#### Data listing:

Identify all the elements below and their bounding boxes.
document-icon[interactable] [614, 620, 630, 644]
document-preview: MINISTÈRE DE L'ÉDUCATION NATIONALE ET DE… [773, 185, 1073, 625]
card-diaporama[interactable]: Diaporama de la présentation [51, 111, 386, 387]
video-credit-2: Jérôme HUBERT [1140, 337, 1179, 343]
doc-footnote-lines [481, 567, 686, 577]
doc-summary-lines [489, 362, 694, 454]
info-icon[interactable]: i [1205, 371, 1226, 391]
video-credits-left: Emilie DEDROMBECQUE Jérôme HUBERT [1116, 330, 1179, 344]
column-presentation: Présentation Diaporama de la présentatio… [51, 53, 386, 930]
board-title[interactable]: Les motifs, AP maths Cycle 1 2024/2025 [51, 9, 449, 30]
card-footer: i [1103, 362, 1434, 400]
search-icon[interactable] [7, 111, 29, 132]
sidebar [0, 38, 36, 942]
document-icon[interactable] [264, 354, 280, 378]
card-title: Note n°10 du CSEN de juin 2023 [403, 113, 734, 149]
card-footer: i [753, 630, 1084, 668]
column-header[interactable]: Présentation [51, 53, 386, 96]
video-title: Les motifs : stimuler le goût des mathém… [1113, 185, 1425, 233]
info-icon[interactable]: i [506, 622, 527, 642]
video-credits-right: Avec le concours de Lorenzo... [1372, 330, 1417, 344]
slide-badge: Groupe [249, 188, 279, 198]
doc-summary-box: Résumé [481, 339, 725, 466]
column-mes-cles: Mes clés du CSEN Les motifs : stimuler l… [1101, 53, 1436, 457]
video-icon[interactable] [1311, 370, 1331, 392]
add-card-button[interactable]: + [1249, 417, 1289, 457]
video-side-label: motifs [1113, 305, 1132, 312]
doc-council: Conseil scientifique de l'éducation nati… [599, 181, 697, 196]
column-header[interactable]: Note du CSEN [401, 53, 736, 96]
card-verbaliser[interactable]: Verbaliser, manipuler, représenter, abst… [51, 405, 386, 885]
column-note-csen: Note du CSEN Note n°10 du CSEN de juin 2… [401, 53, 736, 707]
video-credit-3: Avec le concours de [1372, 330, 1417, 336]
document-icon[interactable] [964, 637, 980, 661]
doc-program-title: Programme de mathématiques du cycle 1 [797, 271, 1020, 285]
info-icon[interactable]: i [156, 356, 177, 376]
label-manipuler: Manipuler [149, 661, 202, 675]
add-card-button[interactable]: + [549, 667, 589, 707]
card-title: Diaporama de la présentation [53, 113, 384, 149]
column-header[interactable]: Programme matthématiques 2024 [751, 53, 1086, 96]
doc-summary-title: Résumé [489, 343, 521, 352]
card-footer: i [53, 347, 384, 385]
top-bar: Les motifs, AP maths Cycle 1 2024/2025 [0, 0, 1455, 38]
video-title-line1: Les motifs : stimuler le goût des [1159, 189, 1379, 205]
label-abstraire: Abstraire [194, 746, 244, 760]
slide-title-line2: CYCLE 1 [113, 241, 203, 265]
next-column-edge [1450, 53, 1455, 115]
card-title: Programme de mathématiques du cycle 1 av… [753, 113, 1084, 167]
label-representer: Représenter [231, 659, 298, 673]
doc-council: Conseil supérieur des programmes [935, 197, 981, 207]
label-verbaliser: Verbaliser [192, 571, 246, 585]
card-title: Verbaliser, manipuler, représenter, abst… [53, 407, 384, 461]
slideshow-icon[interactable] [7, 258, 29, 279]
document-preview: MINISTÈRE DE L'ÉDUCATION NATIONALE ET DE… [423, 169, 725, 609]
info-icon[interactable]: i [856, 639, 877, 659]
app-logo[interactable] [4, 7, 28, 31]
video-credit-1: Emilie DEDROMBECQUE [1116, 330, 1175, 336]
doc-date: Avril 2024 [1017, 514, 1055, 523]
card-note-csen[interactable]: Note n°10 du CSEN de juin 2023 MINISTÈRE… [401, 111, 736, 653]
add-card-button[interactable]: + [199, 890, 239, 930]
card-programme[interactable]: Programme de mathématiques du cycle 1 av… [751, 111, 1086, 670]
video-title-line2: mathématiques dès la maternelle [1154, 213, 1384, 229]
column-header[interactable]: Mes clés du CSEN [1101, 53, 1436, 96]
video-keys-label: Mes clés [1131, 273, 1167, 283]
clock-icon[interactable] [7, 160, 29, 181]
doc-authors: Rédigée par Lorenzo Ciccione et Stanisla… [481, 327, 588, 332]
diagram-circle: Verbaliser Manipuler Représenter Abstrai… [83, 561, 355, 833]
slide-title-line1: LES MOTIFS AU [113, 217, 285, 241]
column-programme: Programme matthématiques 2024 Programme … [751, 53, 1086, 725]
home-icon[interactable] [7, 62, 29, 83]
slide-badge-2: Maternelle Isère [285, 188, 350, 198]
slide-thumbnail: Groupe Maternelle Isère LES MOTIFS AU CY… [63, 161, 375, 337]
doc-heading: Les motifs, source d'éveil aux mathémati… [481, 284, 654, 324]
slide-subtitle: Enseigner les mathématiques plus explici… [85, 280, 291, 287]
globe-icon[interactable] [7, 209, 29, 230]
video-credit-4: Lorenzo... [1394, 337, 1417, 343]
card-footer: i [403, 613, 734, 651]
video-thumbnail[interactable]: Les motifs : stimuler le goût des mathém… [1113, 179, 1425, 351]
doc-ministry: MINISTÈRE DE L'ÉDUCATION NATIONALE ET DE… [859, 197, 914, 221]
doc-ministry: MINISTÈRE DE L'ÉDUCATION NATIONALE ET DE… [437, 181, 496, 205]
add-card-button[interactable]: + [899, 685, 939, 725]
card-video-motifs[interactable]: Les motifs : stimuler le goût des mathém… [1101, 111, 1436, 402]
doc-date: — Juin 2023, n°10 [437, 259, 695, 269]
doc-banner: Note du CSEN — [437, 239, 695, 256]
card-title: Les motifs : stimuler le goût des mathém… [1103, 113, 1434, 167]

#### Objective:
Arrange the items from the first line through the line containing "info-icon[interactable]: i [156, 356, 177, 376]" as a Markdown table with the columns Row and Line. Number each row in order and leave out any blank lines.

#### The completed task:
| Row | Line |
|---|---|
| 1 | Identify all the elements below and their bounding boxes. |
| 2 | document-icon[interactable] [614, 620, 630, 644] |
| 3 | document-preview: MINISTÈRE DE L'ÉDUCATION NATIONALE ET DE… [773, 185, 1073, 625] |
| 4 | card-diaporama[interactable]: Diaporama de la présentation [51, 111, 386, 387] |
| 5 | video-credit-2: Jérôme HUBERT [1140, 337, 1179, 343] |
| 6 | doc-footnote-lines [481, 567, 686, 577] |
| 7 | doc-summary-lines [489, 362, 694, 454] |
| 8 | info-icon[interactable]: i [1205, 371, 1226, 391] |
| 9 | video-credits-left: Emilie DEDROMBECQUE Jérôme HUBERT [1116, 330, 1179, 344] |
| 10 | column-presentation: Présentation Diaporama de la présentatio… [51, 53, 386, 930] |
| 11 | board-title[interactable]: Les motifs, AP maths Cycle 1 2024/2025 [51, 9, 449, 30] |
| 12 | card-footer: i [1103, 362, 1434, 400] |
| 13 | search-icon[interactable] [7, 111, 29, 132] |
| 14 | sidebar [0, 38, 36, 942] |
| 15 | document-icon[interactable] [264, 354, 280, 378] |
| 16 | card-title: Note n°10 du CSEN de juin 2023 [403, 113, 734, 149] |
| 17 | card-footer: i [753, 630, 1084, 668] |
| 18 | column-header[interactable]: Présentation [51, 53, 386, 96] |
| 19 | video-title: Les motifs : stimuler le goût des mathém… [1113, 185, 1425, 233] |
| 20 | info-icon[interactable]: i [506, 622, 527, 642] |
| 21 | video-credits-right: Avec le concours de Lorenzo... [1372, 330, 1417, 344] |
| 22 | slide-badge: Groupe [249, 188, 279, 198] |
| 23 | doc-summary-box: Résumé [481, 339, 725, 466] |
| 24 | column-mes-cles: Mes clés du CSEN Les motifs : stimuler l… [1101, 53, 1436, 457] |
| 25 | video-icon[interactable] [1311, 370, 1331, 392] |
| 26 | add-card-button[interactable]: + [1249, 417, 1289, 457] |
| 27 | video-side-label: motifs [1113, 305, 1132, 312] |
| 28 | doc-council: Conseil scientifique de l'éducation nati… [599, 181, 697, 196] |
| 29 | column-header[interactable]: Note du CSEN [401, 53, 736, 96] |
| 30 | card-verbaliser[interactable]: Verbaliser, manipuler, représenter, abst… [51, 405, 386, 885] |
| 31 | column-note-csen: Note du CSEN Note n°10 du CSEN de juin 2… [401, 53, 736, 707] |
| 32 | video-credit-3: Avec le concours de [1372, 330, 1417, 336] |
| 33 | document-icon[interactable] [964, 637, 980, 661] |
| 34 | doc-program-title: Programme de mathématiques du cycle 1 [797, 271, 1020, 285] |
| 35 | info-icon[interactable]: i [156, 356, 177, 376] |